# Trecho selecionado:

::::

Gostinho de limão-siciliano


A palestina corta os limões-sicilianos em fatias grossas e vai colocando num frasco, com casca e tudo


ASSISTI A um filme, "Lemon Tree" (2008), do diretor Eran Riklis. É a luta de Salma, uma viúva palestina que mora na fronteira verde entre a Cisjordânia e Israel, dona de uma plantação de limões que vem passando de geração em geração em sua família. Os filhos partiram e ela, sozinha, vive para aquele pomar.
Temos assistido a tantos filmes com esse enredo. A beleza da natureza, a comunhão com ela e algum problema político, burocrático que tenta separar a pessoa da sua realidade cotidiana, do que sente e do que pensa. Vi um filme turco no site www.auteurs.com ainda mais bonito porque querem desviar o ribeirão de uma camponesa para abastecer a cidade. A água de um rio é muito fotogênica, dá e mata a sede, brilha, refresca, mais bonita ainda que os limoeiros muito verdes, carregados de frutas amarelas.
Em "Lemon Tree", a situação se complica quando o ministro de Defesa de Israel muda com a mulher para uma casa nova, moderna, vizinha do pomar de limoeiros. A Segurança do Estado de Israel acha perigoso que ali venham a se esconder terroristas e começa a briga para a desapropriação.
O filme é baseado em uma história verdadeira e não é nem pró-Palestina, nem pró-Israel. Está clara a falta de comunicação, a impossibilidade das coisas serem resolvidas de modo que os dois lados se contentem. É uma metáfora do conflito, mas, segundo o diretor, não é um filme político, mas que trata da solidão de duas mulheres. Também. Salma, a dona das árvores, diz a seu advogado: "Quando não ouço os lobos, sinto a maior solidão, e, quando os ouço, parece que estou uivando com eles".

::::

Entradas salvas:
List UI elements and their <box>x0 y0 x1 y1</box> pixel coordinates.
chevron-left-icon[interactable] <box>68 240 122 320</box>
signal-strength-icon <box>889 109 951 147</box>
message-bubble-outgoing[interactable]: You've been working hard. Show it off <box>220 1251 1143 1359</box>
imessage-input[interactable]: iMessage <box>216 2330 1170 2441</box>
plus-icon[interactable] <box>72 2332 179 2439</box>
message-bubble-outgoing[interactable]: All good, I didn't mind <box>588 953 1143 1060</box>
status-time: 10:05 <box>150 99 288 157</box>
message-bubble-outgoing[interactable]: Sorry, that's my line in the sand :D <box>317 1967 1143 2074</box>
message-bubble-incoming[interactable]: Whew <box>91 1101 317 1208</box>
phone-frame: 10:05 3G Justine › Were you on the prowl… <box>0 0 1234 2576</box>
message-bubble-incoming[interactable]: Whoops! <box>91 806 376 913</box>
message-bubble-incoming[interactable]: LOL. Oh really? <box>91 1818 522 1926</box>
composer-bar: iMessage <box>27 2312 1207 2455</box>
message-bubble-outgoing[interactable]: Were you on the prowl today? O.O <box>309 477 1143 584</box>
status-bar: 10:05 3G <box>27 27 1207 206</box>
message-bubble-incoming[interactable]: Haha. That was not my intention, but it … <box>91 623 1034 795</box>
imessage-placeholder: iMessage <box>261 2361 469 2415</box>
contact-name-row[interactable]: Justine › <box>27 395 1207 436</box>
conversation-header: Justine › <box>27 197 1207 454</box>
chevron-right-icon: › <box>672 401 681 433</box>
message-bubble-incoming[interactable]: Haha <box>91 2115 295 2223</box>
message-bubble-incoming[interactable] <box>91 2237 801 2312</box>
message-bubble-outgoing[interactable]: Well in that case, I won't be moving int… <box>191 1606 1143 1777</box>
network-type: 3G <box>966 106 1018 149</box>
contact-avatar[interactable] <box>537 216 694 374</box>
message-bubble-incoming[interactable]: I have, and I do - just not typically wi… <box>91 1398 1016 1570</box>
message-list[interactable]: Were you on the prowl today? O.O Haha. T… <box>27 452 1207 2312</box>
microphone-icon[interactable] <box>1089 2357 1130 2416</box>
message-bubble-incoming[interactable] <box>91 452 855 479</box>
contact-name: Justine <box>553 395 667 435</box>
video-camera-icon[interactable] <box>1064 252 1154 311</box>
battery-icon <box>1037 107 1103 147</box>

::::

# Tarefas:
1. Transcreva o trecho selecionado entre "Gostinho de limão-siciliano" e "para aquele pomar.", inclusive.
2. No trecho selecionado, de que trata o filme "Lemon Tree", segundo o diretor?

# Respostas:
1.
Gostinho de limão-siciliano


A palestina corta os limões-sicilianos em fatias grossas e vai colocando num frasco, com casca e tudo


ASSISTI A um filme, "Lemon Tree" (2008), do diretor Eran Riklis. É a luta de Salma, uma viúva palestina que mora na fronteira verde entre a Cisjordânia e Israel, dona de uma plantação de limões que vem passando de geração em geração em sua família. Os filhos partiram e ela, sozinha, vive para aquele pomar.

2. Da solidão de duas mulheres.